Given request - Could you reproduce every line of the records below word for word, leaving out the pictures?

[start of Dataset content]

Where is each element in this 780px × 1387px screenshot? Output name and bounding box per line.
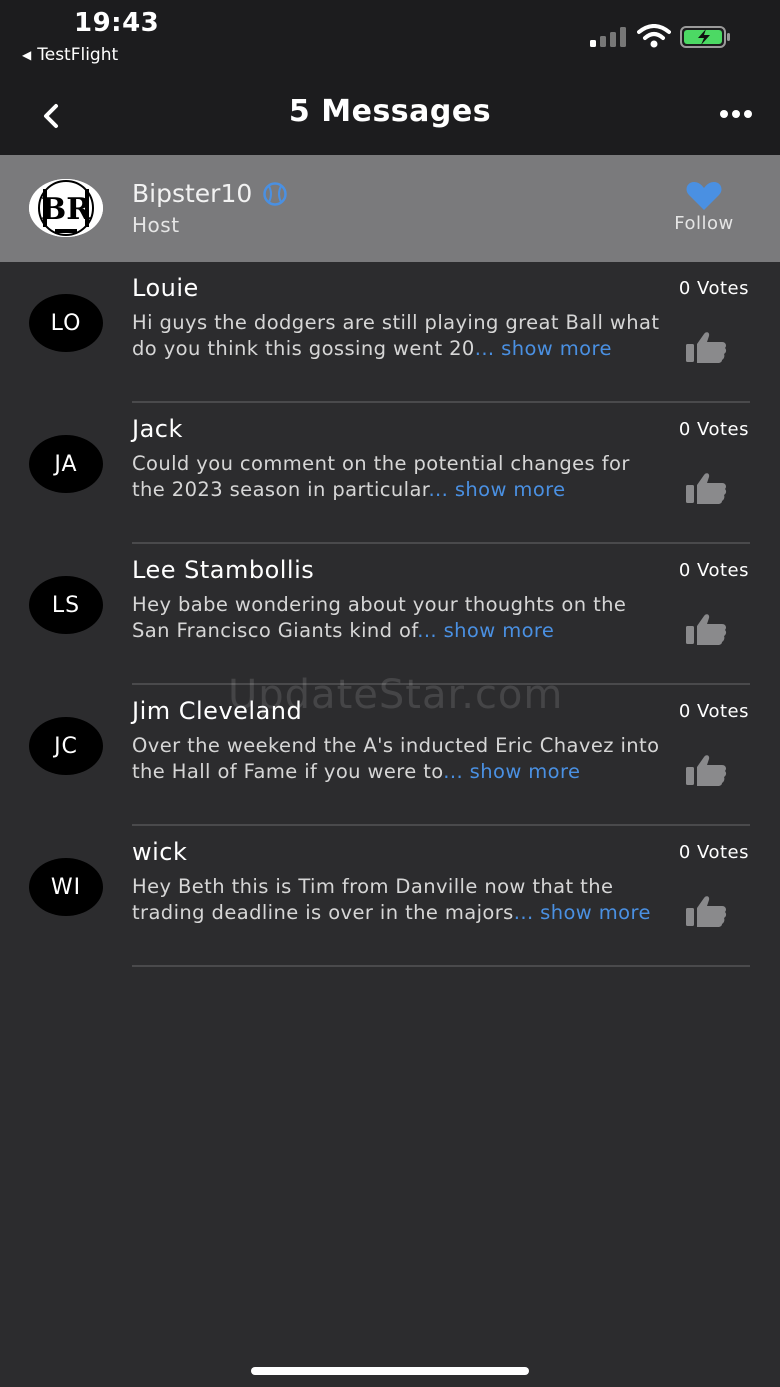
thumbs-up-icon[interactable] <box>684 894 728 928</box>
heart-icon <box>686 182 722 210</box>
author-name[interactable]: Lee Stambollis <box>132 556 314 584</box>
vote-count: 0 Votes <box>678 701 749 722</box>
home-indicator[interactable] <box>251 1367 529 1375</box>
thumbs-up-icon[interactable] <box>684 753 728 787</box>
page-title: 5 Messages <box>288 94 492 129</box>
message-list: LO Louie 0 Votes Hi guys the dodgers are… <box>0 262 780 967</box>
show-more-link[interactable]: ... show more <box>443 760 580 783</box>
host-role: Host <box>132 213 180 237</box>
vote-count: 0 Votes <box>678 842 749 863</box>
back-app-label: TestFlight <box>37 45 119 65</box>
host-avatar[interactable]: BR <box>29 179 103 237</box>
message-text: Hi guys the dodgers are still playing gr… <box>132 310 660 361</box>
watermark: UpdateStar.com <box>228 672 564 718</box>
message-item[interactable]: JA Jack 0 Votes Could you comment on the… <box>0 403 780 544</box>
avatar[interactable]: LO <box>29 294 103 352</box>
follow-button[interactable]: Follow <box>664 181 744 234</box>
more-options-icon[interactable] <box>716 106 756 122</box>
author-name[interactable]: Louie <box>132 274 199 302</box>
svg-text:BR: BR <box>41 192 92 227</box>
thumbs-up-icon[interactable] <box>684 471 728 505</box>
back-triangle-icon: ◀ <box>22 48 32 62</box>
divider <box>132 965 750 967</box>
message-text: Over the weekend the A's inducted Eric C… <box>132 733 660 784</box>
vote-count: 0 Votes <box>678 560 749 581</box>
nav-bar: 5 Messages <box>0 80 780 155</box>
avatar[interactable]: JA <box>29 435 103 493</box>
show-more-link[interactable]: ... show more <box>514 901 651 924</box>
vote-count: 0 Votes <box>678 278 749 299</box>
avatar[interactable]: JC <box>29 717 103 775</box>
host-name[interactable]: Bipster10 <box>132 179 252 208</box>
host-logo-icon: BR <box>29 179 103 237</box>
show-more-link[interactable]: ... show more <box>417 619 554 642</box>
host-card: BR Bipster10 Host Follow <box>0 155 780 262</box>
message-item[interactable]: LO Louie 0 Votes Hi guys the dodgers are… <box>0 262 780 403</box>
thumbs-up-icon[interactable] <box>684 330 728 364</box>
status-bar: 19:43 ◀ TestFlight <box>0 0 780 80</box>
author-name[interactable]: Jack <box>132 415 183 443</box>
message-text: Could you comment on the potential chang… <box>132 451 660 502</box>
back-to-app-link[interactable]: ◀ TestFlight <box>22 45 118 65</box>
message-text: Hey Beth this is Tim from Danville now t… <box>132 874 660 925</box>
vote-count: 0 Votes <box>678 419 749 440</box>
show-more-link[interactable]: ... show more <box>428 478 565 501</box>
thumbs-up-icon[interactable] <box>684 612 728 646</box>
avatar[interactable]: LS <box>29 576 103 634</box>
show-more-link[interactable]: ... show more <box>475 337 612 360</box>
battery-charging-icon <box>680 26 730 48</box>
baseball-icon <box>263 181 288 206</box>
author-name[interactable]: wick <box>132 838 187 866</box>
cellular-signal-icon <box>590 27 626 47</box>
follow-label: Follow <box>674 213 734 234</box>
avatar[interactable]: WI <box>29 858 103 916</box>
wifi-icon <box>637 24 671 48</box>
message-text: Hey babe wondering about your thoughts o… <box>132 592 660 643</box>
message-item[interactable]: LS Lee Stambollis 0 Votes Hey babe wonde… <box>0 544 780 685</box>
host-name-row: Bipster10 <box>132 179 288 208</box>
status-time: 19:43 <box>74 8 160 38</box>
message-item[interactable]: WI wick 0 Votes Hey Beth this is Tim fro… <box>0 826 780 967</box>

[end of Dataset content]

Result for this exercise -
Where is each element in this 780px × 1387px screenshot? Output name and bounding box per line.
thumbs-up-icon[interactable] <box>684 894 728 928</box>
heart-icon <box>686 182 722 210</box>
author-name[interactable]: Lee Stambollis <box>132 556 314 584</box>
vote-count: 0 Votes <box>678 701 749 722</box>
home-indicator[interactable] <box>251 1367 529 1375</box>
thumbs-up-icon[interactable] <box>684 753 728 787</box>
page-title: 5 Messages <box>288 94 492 129</box>
message-list: LO Louie 0 Votes Hi guys the dodgers are… <box>0 262 780 967</box>
show-more-link[interactable]: ... show more <box>443 760 580 783</box>
host-role: Host <box>132 213 180 237</box>
vote-count: 0 Votes <box>678 842 749 863</box>
back-app-label: TestFlight <box>37 45 119 65</box>
host-avatar[interactable]: BR <box>29 179 103 237</box>
message-text: Hi guys the dodgers are still playing gr… <box>132 310 660 361</box>
watermark: UpdateStar.com <box>228 672 564 718</box>
message-item[interactable]: JA Jack 0 Votes Could you comment on the… <box>0 403 780 544</box>
avatar[interactable]: LO <box>29 294 103 352</box>
follow-button[interactable]: Follow <box>664 181 744 234</box>
more-options-icon[interactable] <box>716 106 756 122</box>
author-name[interactable]: Louie <box>132 274 199 302</box>
svg-text:BR: BR <box>41 192 92 227</box>
thumbs-up-icon[interactable] <box>684 471 728 505</box>
back-triangle-icon: ◀ <box>22 48 32 62</box>
divider <box>132 965 750 967</box>
message-text: Over the weekend the A's inducted Eric C… <box>132 733 660 784</box>
vote-count: 0 Votes <box>678 560 749 581</box>
nav-bar: 5 Messages <box>0 80 780 155</box>
avatar[interactable]: JA <box>29 435 103 493</box>
show-more-link[interactable]: ... show more <box>514 901 651 924</box>
vote-count: 0 Votes <box>678 278 749 299</box>
avatar[interactable]: JC <box>29 717 103 775</box>
host-name[interactable]: Bipster10 <box>132 179 252 208</box>
host-logo-icon: BR <box>29 179 103 237</box>
show-more-link[interactable]: ... show more <box>417 619 554 642</box>
host-card: BR Bipster10 Host Follow <box>0 155 780 262</box>
message-item[interactable]: LO Louie 0 Votes Hi guys the dodgers are… <box>0 262 780 403</box>
thumbs-up-icon[interactable] <box>684 330 728 364</box>
status-bar: 19:43 ◀ TestFlight <box>0 0 780 80</box>
author-name[interactable]: Jack <box>132 415 183 443</box>
message-text: Could you comment on the potential chang… <box>132 451 660 502</box>
back-to-app-link[interactable]: ◀ TestFlight <box>22 45 118 65</box>
message-text: Hey Beth this is Tim from Danville now t… <box>132 874 660 925</box>
vote-count: 0 Votes <box>678 419 749 440</box>
show-more-link[interactable]: ... show more <box>428 478 565 501</box>
thumbs-up-icon[interactable] <box>684 612 728 646</box>
avatar[interactable]: LS <box>29 576 103 634</box>
show-more-link[interactable]: ... show more <box>475 337 612 360</box>
battery-charging-icon <box>680 26 730 48</box>
baseball-icon <box>263 181 288 206</box>
author-name[interactable]: wick <box>132 838 187 866</box>
cellular-signal-icon <box>590 27 626 47</box>
follow-label: Follow <box>674 213 734 234</box>
avatar[interactable]: WI <box>29 858 103 916</box>
wifi-icon <box>637 24 671 48</box>
message-text: Hey babe wondering about your thoughts o… <box>132 592 660 643</box>
message-item[interactable]: LS Lee Stambollis 0 Votes Hey babe wonde… <box>0 544 780 685</box>
host-name-row: Bipster10 <box>132 179 288 208</box>
status-time: 19:43 <box>74 8 160 38</box>
message-item[interactable]: WI wick 0 Votes Hey Beth this is Tim fro… <box>0 826 780 967</box>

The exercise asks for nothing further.